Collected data
▶
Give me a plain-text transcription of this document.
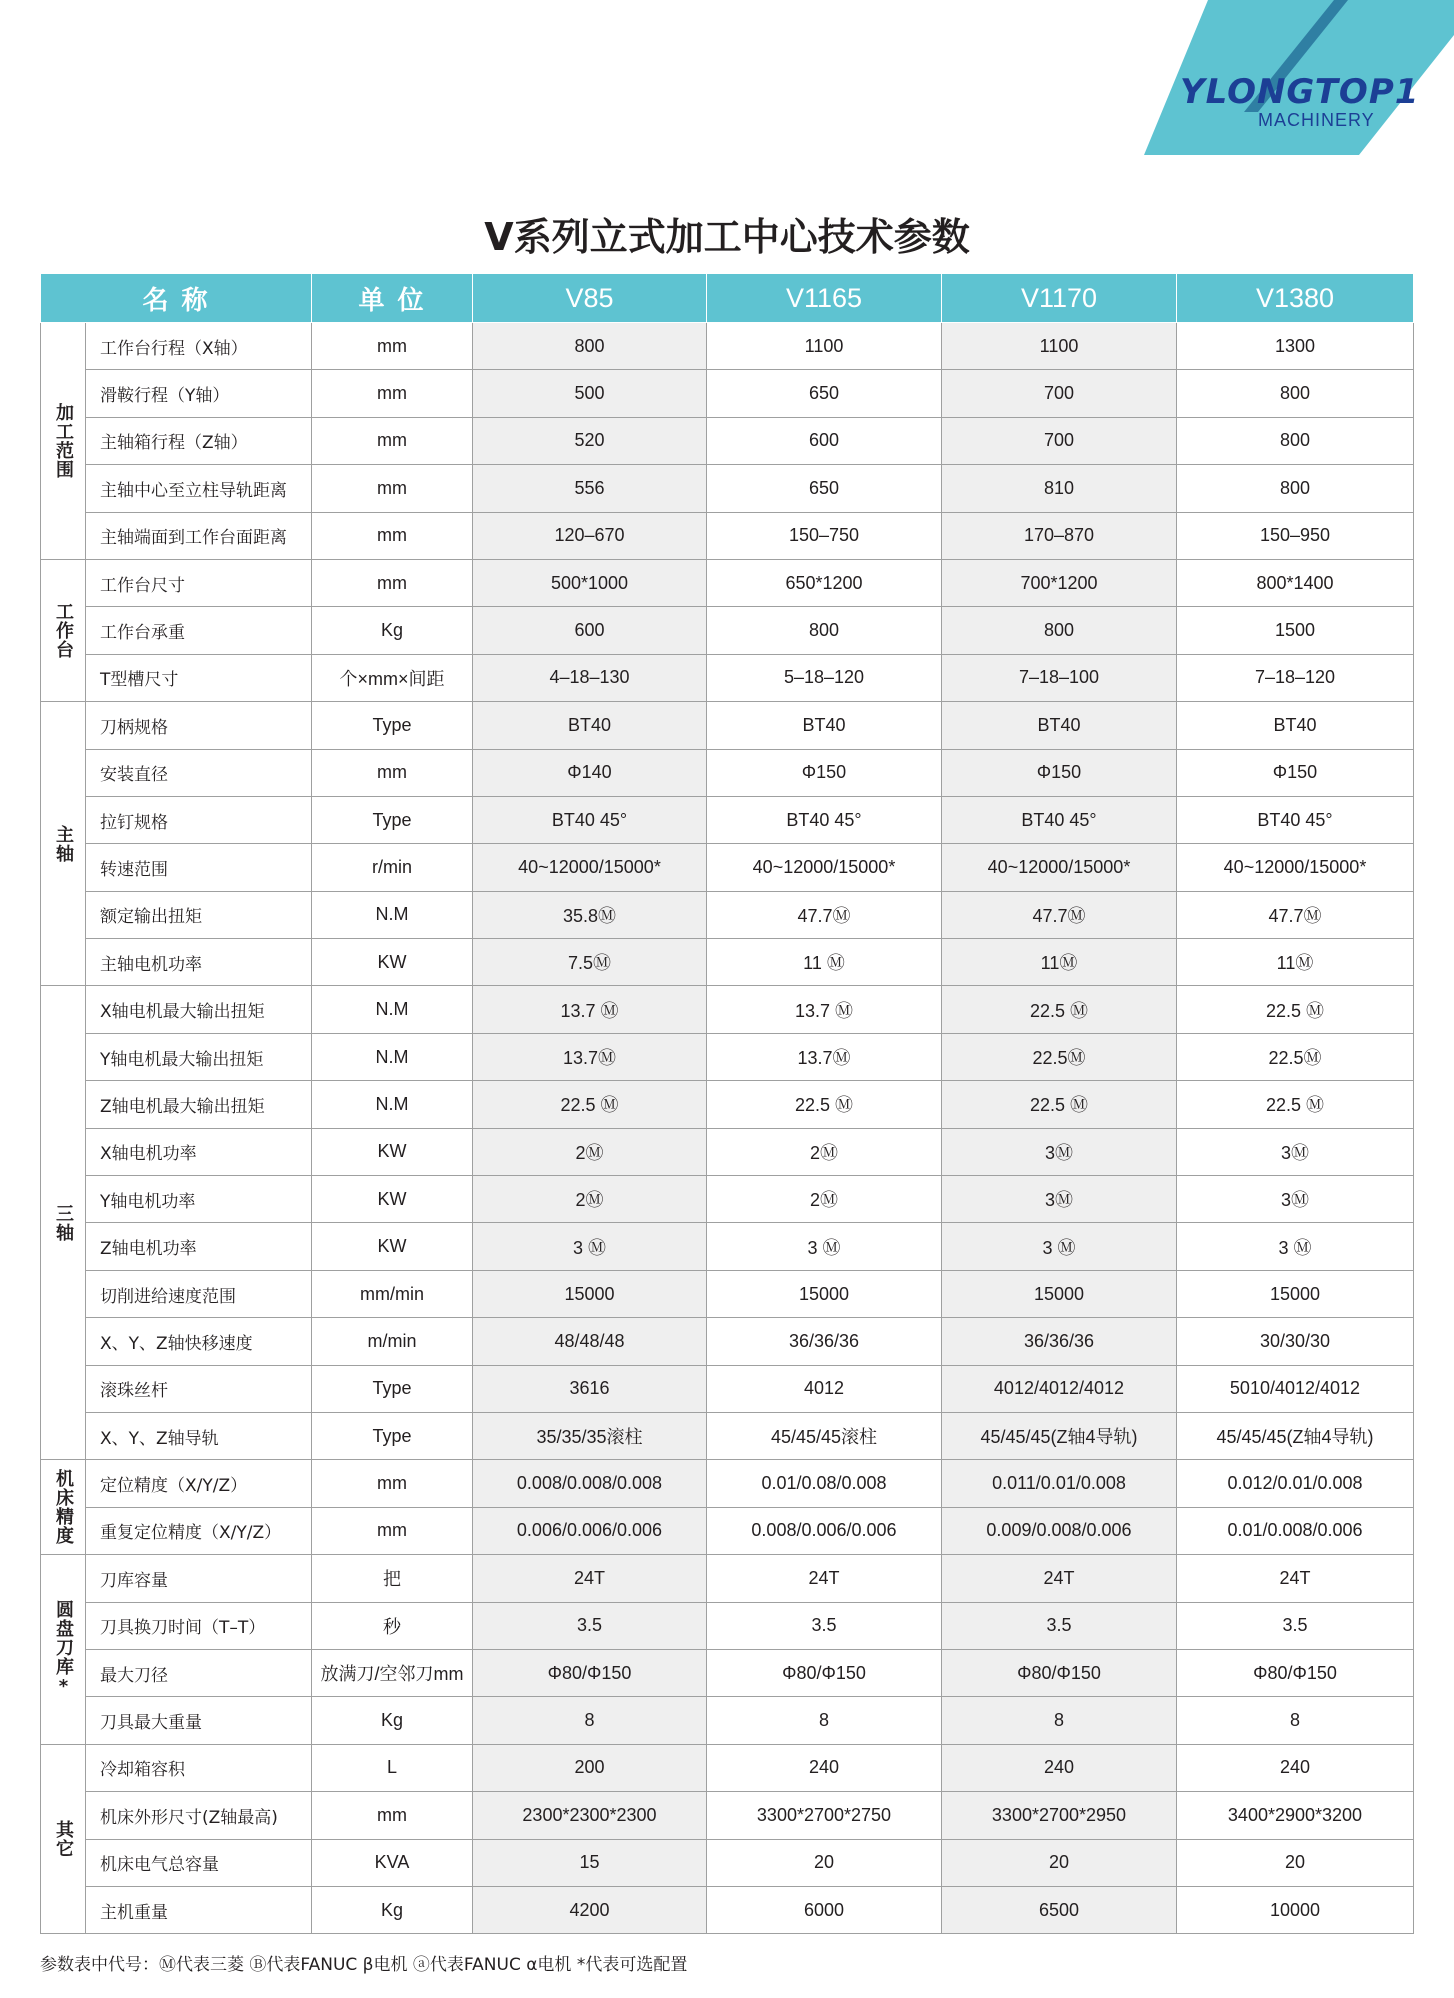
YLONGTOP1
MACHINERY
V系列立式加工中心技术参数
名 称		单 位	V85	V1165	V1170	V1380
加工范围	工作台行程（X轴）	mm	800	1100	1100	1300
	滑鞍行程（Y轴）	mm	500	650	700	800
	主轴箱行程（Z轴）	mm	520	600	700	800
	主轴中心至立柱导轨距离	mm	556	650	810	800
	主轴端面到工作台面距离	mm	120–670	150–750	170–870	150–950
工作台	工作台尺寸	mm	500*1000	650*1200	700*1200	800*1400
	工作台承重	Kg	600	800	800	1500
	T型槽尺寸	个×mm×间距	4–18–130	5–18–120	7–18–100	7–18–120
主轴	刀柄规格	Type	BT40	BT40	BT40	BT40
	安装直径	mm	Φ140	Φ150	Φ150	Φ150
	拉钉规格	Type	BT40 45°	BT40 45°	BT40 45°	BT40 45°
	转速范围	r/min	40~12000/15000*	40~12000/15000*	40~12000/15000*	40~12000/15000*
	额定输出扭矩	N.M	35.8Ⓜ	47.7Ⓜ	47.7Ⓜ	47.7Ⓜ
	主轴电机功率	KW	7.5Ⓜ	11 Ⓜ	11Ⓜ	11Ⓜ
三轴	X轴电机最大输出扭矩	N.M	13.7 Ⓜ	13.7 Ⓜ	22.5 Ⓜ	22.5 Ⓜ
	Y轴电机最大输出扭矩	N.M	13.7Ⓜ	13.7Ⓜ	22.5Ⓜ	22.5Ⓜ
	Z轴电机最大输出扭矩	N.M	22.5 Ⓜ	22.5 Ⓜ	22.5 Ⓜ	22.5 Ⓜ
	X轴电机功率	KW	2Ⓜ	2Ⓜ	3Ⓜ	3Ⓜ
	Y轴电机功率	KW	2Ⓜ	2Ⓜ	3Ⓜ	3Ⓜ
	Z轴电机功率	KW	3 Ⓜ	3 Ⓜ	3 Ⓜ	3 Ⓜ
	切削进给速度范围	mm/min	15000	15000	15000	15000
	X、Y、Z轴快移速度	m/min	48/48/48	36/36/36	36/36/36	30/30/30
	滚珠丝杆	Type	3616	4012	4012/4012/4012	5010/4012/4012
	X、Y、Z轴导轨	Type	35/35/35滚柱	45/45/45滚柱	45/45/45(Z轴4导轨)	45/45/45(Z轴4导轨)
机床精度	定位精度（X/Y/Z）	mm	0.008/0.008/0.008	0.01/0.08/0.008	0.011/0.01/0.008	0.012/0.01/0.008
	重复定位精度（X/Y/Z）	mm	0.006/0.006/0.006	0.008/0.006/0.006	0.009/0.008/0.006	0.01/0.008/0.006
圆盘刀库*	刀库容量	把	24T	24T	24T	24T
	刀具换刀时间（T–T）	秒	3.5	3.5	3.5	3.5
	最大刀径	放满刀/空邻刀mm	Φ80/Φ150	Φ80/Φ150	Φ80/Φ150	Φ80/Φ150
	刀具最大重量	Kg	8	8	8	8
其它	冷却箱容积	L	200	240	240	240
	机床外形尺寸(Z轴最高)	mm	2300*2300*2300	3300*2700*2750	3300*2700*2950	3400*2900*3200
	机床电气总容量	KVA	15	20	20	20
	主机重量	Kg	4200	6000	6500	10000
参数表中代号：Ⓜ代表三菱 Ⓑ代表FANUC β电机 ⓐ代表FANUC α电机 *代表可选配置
◀
▶
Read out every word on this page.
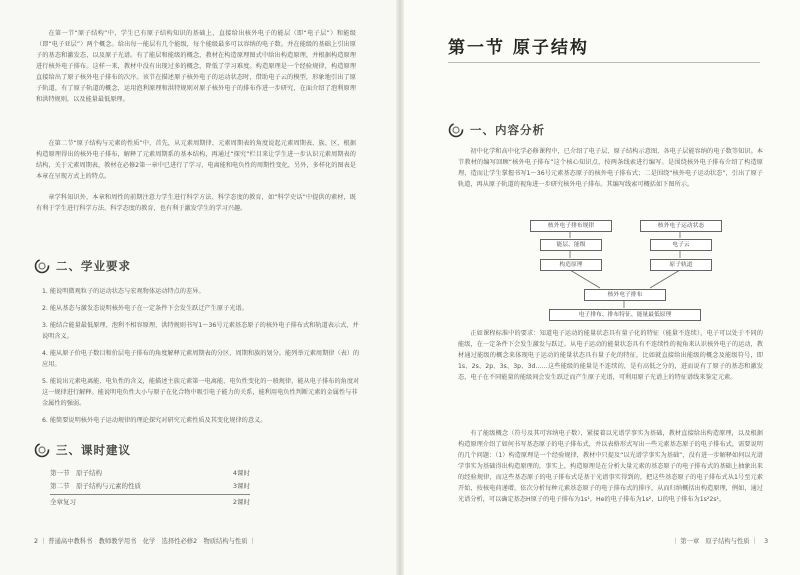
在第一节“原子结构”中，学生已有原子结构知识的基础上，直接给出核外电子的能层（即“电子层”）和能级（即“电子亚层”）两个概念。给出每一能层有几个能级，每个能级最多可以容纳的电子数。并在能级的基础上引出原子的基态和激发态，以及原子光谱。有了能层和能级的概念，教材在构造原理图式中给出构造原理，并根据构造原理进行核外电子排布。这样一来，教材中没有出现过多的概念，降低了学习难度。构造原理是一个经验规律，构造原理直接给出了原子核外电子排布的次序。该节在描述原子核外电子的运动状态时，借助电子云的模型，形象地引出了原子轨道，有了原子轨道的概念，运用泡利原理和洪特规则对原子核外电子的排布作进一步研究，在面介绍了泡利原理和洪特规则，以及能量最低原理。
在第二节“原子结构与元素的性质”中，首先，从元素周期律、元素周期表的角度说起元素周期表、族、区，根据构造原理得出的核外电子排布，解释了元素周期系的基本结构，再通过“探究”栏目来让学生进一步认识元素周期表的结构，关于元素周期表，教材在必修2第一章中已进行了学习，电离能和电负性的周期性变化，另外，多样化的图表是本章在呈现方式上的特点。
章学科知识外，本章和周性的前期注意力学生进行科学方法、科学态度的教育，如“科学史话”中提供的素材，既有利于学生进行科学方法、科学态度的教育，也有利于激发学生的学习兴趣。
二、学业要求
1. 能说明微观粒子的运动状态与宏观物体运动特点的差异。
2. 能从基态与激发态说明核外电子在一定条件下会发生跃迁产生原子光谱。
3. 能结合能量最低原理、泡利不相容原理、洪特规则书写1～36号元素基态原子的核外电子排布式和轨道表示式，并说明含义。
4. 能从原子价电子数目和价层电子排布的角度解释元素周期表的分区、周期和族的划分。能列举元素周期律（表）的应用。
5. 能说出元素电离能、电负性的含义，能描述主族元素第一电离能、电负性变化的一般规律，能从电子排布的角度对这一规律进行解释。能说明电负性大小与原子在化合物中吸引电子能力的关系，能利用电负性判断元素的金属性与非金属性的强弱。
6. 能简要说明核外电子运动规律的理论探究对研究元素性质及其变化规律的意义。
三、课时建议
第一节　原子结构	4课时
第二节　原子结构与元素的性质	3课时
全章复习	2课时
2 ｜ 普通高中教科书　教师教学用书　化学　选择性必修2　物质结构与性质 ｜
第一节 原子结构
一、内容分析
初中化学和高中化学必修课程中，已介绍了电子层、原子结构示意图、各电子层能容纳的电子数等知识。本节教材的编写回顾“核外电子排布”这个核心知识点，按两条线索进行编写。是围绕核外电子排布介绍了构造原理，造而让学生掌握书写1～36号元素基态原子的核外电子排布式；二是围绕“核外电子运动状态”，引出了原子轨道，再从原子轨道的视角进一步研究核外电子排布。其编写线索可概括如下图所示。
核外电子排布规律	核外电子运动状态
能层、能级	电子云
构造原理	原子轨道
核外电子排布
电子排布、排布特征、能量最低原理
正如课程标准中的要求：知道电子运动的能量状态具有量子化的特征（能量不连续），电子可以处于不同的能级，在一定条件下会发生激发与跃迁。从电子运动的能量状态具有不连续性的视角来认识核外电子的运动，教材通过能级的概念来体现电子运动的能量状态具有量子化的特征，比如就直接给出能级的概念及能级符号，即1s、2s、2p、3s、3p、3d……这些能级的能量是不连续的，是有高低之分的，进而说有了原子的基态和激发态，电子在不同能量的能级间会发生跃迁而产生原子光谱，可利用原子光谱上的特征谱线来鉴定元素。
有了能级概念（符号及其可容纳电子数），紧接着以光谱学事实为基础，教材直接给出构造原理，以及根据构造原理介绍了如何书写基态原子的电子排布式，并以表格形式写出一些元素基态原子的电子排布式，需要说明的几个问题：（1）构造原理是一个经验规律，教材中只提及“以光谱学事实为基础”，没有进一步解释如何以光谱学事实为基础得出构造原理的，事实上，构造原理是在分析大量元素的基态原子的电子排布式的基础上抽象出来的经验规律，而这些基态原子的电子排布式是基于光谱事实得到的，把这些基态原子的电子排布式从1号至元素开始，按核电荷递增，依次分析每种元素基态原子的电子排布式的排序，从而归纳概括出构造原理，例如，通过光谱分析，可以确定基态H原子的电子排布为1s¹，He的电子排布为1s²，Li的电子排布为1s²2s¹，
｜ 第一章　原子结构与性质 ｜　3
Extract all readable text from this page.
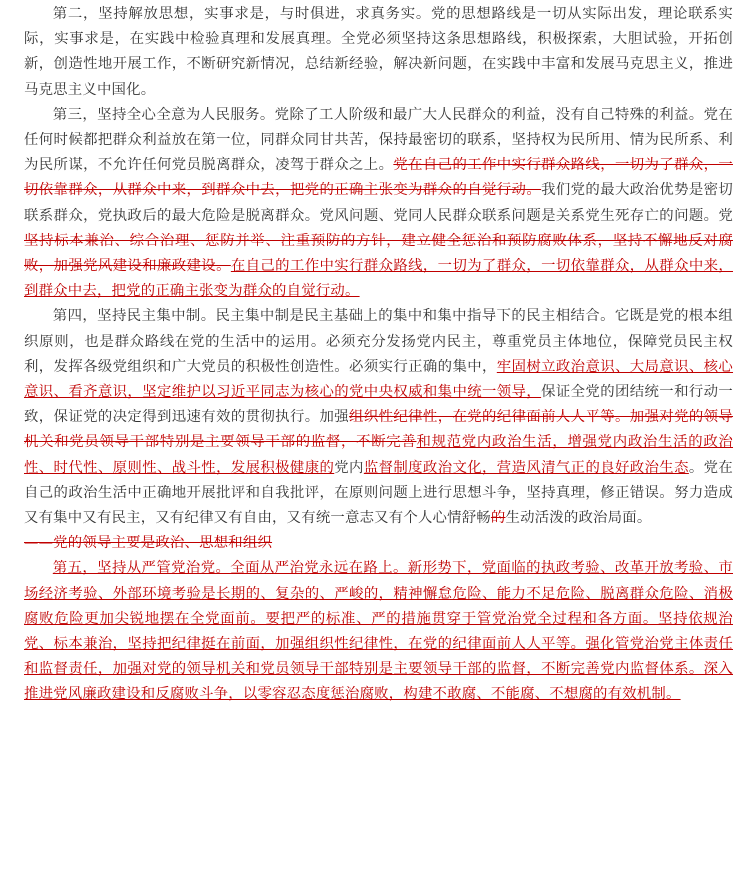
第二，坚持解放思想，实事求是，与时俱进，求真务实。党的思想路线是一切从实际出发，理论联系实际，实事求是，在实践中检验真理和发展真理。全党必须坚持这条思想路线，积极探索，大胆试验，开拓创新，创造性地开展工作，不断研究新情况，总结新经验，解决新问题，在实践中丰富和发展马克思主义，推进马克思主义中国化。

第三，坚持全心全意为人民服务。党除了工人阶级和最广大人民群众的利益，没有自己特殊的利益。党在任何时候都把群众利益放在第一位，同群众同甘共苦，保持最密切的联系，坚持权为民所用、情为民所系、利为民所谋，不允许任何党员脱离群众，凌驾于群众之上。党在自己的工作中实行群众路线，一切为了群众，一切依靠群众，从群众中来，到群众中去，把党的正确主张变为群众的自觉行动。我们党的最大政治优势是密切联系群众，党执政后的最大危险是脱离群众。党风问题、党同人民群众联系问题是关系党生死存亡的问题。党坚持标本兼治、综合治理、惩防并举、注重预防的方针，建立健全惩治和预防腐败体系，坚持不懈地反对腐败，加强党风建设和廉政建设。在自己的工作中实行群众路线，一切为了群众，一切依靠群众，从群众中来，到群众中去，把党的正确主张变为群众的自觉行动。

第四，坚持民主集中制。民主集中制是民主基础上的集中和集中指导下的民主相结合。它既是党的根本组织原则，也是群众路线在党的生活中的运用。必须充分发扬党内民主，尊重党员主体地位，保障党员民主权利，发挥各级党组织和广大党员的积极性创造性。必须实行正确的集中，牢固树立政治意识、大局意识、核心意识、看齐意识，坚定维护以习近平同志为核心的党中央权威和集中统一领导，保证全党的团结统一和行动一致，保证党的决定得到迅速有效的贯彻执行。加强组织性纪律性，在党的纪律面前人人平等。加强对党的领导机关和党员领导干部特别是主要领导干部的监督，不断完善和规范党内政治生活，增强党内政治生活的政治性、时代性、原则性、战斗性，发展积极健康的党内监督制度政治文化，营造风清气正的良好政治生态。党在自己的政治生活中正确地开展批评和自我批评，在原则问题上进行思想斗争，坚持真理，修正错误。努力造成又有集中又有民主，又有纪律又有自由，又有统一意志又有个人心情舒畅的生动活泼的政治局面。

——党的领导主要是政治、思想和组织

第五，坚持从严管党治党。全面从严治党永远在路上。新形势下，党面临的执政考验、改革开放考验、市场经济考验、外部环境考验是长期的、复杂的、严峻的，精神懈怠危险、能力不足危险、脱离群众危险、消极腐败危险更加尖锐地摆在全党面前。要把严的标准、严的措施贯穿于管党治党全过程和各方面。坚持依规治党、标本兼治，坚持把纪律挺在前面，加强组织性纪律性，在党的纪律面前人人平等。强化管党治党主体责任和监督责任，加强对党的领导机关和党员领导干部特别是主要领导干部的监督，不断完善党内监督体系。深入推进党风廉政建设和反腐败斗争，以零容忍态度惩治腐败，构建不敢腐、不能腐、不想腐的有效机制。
◀
▶
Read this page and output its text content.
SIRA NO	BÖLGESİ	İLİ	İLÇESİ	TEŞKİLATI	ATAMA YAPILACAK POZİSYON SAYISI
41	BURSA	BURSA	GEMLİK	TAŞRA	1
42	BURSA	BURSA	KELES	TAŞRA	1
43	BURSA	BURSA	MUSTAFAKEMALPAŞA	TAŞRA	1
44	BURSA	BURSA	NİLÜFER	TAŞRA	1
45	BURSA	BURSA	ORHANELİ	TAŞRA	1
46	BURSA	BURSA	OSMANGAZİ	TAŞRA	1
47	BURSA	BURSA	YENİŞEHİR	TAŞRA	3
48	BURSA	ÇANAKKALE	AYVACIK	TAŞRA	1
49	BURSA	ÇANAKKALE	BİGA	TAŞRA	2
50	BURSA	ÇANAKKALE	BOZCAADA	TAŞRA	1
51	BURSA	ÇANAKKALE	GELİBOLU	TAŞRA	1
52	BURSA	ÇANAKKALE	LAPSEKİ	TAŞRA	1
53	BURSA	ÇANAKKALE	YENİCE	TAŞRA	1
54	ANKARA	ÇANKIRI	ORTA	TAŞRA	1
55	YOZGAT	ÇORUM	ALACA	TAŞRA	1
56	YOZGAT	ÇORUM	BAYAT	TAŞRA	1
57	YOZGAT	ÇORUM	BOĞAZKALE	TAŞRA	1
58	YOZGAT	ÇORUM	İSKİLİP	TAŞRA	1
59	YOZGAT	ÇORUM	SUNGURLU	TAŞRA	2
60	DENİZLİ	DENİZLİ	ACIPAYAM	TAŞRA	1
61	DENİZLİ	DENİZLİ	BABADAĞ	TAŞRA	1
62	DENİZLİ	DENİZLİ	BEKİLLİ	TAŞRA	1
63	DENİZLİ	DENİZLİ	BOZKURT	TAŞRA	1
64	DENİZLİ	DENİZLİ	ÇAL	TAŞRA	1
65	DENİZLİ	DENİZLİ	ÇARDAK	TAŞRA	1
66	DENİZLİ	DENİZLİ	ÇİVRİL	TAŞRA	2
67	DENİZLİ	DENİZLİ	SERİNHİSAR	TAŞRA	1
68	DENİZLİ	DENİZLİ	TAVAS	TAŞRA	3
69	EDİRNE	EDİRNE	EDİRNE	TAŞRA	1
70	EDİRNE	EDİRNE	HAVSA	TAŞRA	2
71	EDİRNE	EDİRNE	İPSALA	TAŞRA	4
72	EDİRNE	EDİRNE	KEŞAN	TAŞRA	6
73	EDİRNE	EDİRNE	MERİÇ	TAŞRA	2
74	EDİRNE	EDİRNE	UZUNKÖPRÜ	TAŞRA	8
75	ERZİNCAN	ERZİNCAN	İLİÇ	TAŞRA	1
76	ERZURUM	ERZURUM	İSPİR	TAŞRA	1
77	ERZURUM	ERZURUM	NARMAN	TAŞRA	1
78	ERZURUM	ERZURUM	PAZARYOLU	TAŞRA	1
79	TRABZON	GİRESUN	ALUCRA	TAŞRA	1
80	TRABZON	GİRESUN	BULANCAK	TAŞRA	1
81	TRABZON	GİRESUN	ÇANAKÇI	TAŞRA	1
◀
Among the lines above, determine how many hold the word "Type"; report the figure alone.

4